_DIRECTIONS FOR THIS TASK_. An exact, complete copy of the data is all that is needed.
☆ ☆ ☆
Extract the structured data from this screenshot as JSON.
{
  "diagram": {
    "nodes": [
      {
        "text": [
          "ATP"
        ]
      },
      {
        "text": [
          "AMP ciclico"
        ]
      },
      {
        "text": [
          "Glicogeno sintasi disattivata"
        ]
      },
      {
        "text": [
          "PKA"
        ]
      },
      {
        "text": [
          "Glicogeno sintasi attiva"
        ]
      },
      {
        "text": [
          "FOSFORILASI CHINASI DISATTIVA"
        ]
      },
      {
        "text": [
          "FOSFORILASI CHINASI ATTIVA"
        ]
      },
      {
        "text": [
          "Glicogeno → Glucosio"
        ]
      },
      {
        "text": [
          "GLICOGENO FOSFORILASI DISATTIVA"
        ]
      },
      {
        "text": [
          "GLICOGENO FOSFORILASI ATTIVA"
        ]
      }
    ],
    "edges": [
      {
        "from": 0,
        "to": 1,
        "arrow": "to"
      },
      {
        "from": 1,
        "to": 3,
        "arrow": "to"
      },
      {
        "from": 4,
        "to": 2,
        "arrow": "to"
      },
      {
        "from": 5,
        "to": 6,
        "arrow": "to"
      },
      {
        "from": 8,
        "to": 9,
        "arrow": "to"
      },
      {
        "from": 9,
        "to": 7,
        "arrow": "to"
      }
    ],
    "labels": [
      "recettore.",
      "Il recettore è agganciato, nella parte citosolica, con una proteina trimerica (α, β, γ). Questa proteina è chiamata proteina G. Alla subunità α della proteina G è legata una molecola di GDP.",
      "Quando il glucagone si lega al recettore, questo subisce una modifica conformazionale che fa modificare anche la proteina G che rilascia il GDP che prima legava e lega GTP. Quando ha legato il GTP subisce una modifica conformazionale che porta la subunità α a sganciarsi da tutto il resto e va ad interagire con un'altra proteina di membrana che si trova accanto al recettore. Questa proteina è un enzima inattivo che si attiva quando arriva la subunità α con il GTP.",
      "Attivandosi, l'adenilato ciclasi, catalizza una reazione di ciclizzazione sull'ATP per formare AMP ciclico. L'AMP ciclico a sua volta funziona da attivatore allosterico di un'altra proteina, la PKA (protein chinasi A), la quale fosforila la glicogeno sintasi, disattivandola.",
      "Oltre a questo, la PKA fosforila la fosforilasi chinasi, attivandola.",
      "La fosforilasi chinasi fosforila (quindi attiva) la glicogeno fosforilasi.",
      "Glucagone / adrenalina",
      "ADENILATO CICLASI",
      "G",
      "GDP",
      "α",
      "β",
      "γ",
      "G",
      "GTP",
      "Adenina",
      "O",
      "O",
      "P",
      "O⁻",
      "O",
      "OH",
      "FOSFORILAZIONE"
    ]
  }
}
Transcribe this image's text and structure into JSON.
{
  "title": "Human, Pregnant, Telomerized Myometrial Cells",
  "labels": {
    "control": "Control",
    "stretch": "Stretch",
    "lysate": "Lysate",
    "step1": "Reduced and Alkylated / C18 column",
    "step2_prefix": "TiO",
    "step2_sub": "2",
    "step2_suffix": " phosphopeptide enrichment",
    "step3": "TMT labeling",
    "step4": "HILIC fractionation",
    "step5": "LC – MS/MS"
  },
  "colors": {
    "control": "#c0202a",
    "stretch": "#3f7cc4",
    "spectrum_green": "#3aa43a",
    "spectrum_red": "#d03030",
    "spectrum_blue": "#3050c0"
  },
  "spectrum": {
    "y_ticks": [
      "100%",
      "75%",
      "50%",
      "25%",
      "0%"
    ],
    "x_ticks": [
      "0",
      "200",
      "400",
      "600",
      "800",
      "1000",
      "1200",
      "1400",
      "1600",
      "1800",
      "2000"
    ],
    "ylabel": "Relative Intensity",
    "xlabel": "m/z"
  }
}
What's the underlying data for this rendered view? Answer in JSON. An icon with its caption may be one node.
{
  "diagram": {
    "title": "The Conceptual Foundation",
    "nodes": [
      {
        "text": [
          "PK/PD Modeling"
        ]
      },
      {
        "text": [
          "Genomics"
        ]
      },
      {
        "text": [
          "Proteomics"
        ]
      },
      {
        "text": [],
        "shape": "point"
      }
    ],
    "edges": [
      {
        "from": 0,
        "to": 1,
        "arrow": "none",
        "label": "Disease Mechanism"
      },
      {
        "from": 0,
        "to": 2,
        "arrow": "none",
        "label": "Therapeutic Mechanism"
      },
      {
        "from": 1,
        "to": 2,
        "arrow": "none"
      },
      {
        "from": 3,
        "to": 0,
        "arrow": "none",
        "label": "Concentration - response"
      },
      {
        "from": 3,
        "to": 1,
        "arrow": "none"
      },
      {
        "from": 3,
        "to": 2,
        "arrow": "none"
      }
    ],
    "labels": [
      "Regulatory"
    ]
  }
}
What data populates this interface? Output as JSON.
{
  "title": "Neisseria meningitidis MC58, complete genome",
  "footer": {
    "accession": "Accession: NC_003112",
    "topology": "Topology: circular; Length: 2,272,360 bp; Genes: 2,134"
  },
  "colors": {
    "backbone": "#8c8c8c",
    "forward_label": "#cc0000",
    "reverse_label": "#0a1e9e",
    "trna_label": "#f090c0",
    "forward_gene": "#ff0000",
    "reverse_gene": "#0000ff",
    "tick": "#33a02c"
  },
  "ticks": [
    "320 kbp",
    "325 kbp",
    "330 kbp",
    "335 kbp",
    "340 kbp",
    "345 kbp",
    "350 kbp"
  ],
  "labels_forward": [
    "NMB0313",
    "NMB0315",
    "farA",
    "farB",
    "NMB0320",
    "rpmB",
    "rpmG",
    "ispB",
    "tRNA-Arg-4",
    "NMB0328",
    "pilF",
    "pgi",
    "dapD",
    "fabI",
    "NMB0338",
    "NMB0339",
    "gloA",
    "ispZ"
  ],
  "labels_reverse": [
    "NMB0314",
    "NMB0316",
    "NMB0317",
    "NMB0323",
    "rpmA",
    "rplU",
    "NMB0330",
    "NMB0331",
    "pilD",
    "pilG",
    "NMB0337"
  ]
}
☆ ☆ ☆
_EXERCISE OUTPUT_.
Extract the structured data from this screenshot as JSON.
{
  "diagram": {
    "nodes": [
      {
        "text": [
          "ATP"
        ]
      },
      {
        "text": [
          "AMP ciclico"
        ]
      },
      {
        "text": [
          "Glicogeno sintasi disattivata"
        ]
      },
      {
        "text": [
          "PKA"
        ]
      },
      {
        "text": [
          "Glicogeno sintasi attiva"
        ]
      },
      {
        "text": [
          "FOSFORILASI CHINASI DISATTIVA"
        ]
      },
      {
        "text": [
          "FOSFORILASI CHINASI ATTIVA"
        ]
      },
      {
        "text": [
          "Glicogeno → Glucosio"
        ]
      },
      {
        "text": [
          "GLICOGENO FOSFORILASI DISATTIVA"
        ]
      },
      {
        "text": [
          "GLICOGENO FOSFORILASI ATTIVA"
        ]
      }
    ],
    "edges": [
      {
        "from": 0,
        "to": 1,
        "arrow": "to"
      },
      {
        "from": 1,
        "to": 3,
        "arrow": "to"
      },
      {
        "from": 4,
        "to": 2,
        "arrow": "to"
      },
      {
        "from": 5,
        "to": 6,
        "arrow": "to"
      },
      {
        "from": 8,
        "to": 9,
        "arrow": "to"
      },
      {
        "from": 9,
        "to": 7,
        "arrow": "to"
      }
    ],
    "labels": [
      "recettore.",
      "Il recettore è agganciato, nella parte citosolica, con una proteina trimerica (α, β, γ). Questa proteina è chiamata proteina G. Alla subunità α della proteina G è legata una molecola di GDP.",
      "Quando il glucagone si lega al recettore, questo subisce una modifica conformazionale che fa modificare anche la proteina G che rilascia il GDP che prima legava e lega GTP. Quando ha legato il GTP subisce una modifica conformazionale che porta la subunità α a sganciarsi da tutto il resto e va ad interagire con un'altra proteina di membrana che si trova accanto al recettore. Questa proteina è un enzima inattivo che si attiva quando arriva la subunità α con il GTP.",
      "Attivandosi, l'adenilato ciclasi, catalizza una reazione di ciclizzazione sull'ATP per formare AMP ciclico. L'AMP ciclico a sua volta funziona da attivatore allosterico di un'altra proteina, la PKA (protein chinasi A), la quale fosforila la glicogeno sintasi, disattivandola.",
      "Oltre a questo, la PKA fosforila la fosforilasi chinasi, attivandola.",
      "La fosforilasi chinasi fosforila (quindi attiva) la glicogeno fosforilasi.",
      "Glucagone / adrenalina",
      "ADENILATO CICLASI",
      "G",
      "GDP",
      "α",
      "β",
      "γ",
      "G",
      "GTP",
      "Adenina",
      "O",
      "O",
      "P",
      "O⁻",
      "O",
      "OH",
      "FOSFORILAZIONE"
    ]
  }
}
Transcribe this image's text and structure into JSON.
{
  "title": "Human, Pregnant, Telomerized Myometrial Cells",
  "labels": {
    "control": "Control",
    "stretch": "Stretch",
    "lysate": "Lysate",
    "step1": "Reduced and Alkylated / C18 column",
    "step2_prefix": "TiO",
    "step2_sub": "2",
    "step2_suffix": " phosphopeptide enrichment",
    "step3": "TMT labeling",
    "step4": "HILIC fractionation",
    "step5": "LC – MS/MS"
  },
  "colors": {
    "control": "#c0202a",
    "stretch": "#3f7cc4",
    "spectrum_green": "#3aa43a",
    "spectrum_red": "#d03030",
    "spectrum_blue": "#3050c0"
  },
  "spectrum": {
    "y_ticks": [
      "100%",
      "75%",
      "50%",
      "25%",
      "0%"
    ],
    "x_ticks": [
      "0",
      "200",
      "400",
      "600",
      "800",
      "1000",
      "1200",
      "1400",
      "1600",
      "1800",
      "2000"
    ],
    "ylabel": "Relative Intensity",
    "xlabel": "m/z"
  }
}
What's the underlying data for this rendered view? Answer in JSON. An icon with its caption may be one node.
{
  "diagram": {
    "title": "The Conceptual Foundation",
    "nodes": [
      {
        "text": [
          "PK/PD Modeling"
        ]
      },
      {
        "text": [
          "Genomics"
        ]
      },
      {
        "text": [
          "Proteomics"
        ]
      },
      {
        "text": [],
        "shape": "point"
      }
    ],
    "edges": [
      {
        "from": 0,
        "to": 1,
        "arrow": "none",
        "label": "Disease Mechanism"
      },
      {
        "from": 0,
        "to": 2,
        "arrow": "none",
        "label": "Therapeutic Mechanism"
      },
      {
        "from": 1,
        "to": 2,
        "arrow": "none"
      },
      {
        "from": 3,
        "to": 0,
        "arrow": "none",
        "label": "Concentration - response"
      },
      {
        "from": 3,
        "to": 1,
        "arrow": "none"
      },
      {
        "from": 3,
        "to": 2,
        "arrow": "none"
      }
    ],
    "labels": [
      "Regulatory"
    ]
  }
}
What data populates this interface? Output as JSON.
{
  "title": "Neisseria meningitidis MC58, complete genome",
  "footer": {
    "accession": "Accession: NC_003112",
    "topology": "Topology: circular; Length: 2,272,360 bp; Genes: 2,134"
  },
  "colors": {
    "backbone": "#8c8c8c",
    "forward_label": "#cc0000",
    "reverse_label": "#0a1e9e",
    "trna_label": "#f090c0",
    "forward_gene": "#ff0000",
    "reverse_gene": "#0000ff",
    "tick": "#33a02c"
  },
  "ticks": [
    "320 kbp",
    "325 kbp",
    "330 kbp",
    "335 kbp",
    "340 kbp",
    "345 kbp",
    "350 kbp"
  ],
  "labels_forward": [
    "NMB0313",
    "NMB0315",
    "farA",
    "farB",
    "NMB0320",
    "rpmB",
    "rpmG",
    "ispB",
    "tRNA-Arg-4",
    "NMB0328",
    "pilF",
    "pgi",
    "dapD",
    "fabI",
    "NMB0338",
    "NMB0339",
    "gloA",
    "ispZ"
  ],
  "labels_reverse": [
    "NMB0314",
    "NMB0316",
    "NMB0317",
    "NMB0323",
    "rpmA",
    "rplU",
    "NMB0330",
    "NMB0331",
    "pilD",
    "pilG",
    "NMB0337"
  ]
}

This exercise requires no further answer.